- _Problem to work on_
Please write out the complete listing that follows, exactly as it reads.
— start Task material —
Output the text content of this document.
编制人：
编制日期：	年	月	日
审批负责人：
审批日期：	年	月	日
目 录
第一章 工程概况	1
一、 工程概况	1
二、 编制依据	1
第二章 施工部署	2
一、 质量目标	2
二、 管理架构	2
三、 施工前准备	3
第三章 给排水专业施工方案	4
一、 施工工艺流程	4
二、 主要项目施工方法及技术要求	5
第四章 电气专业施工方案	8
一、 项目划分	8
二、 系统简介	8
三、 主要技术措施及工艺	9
— end Task material —
- _Exercise solution_
Output the text content of this document.
编制人：
编制日期：	年	月	日
审批负责人：
审批日期：	年	月	日
目 录
第一章 工程概况	1
一、 工程概况	1
二、 编制依据	1
第二章 施工部署	2
一、 质量目标	2
二、 管理架构	2
三、 施工前准备	3
第三章 给排水专业施工方案	4
一、 施工工艺流程	4
二、 主要项目施工方法及技术要求	5
第四章 电气专业施工方案	8
一、 项目划分	8
二、 系统简介	8
三、 主要技术措施及工艺	9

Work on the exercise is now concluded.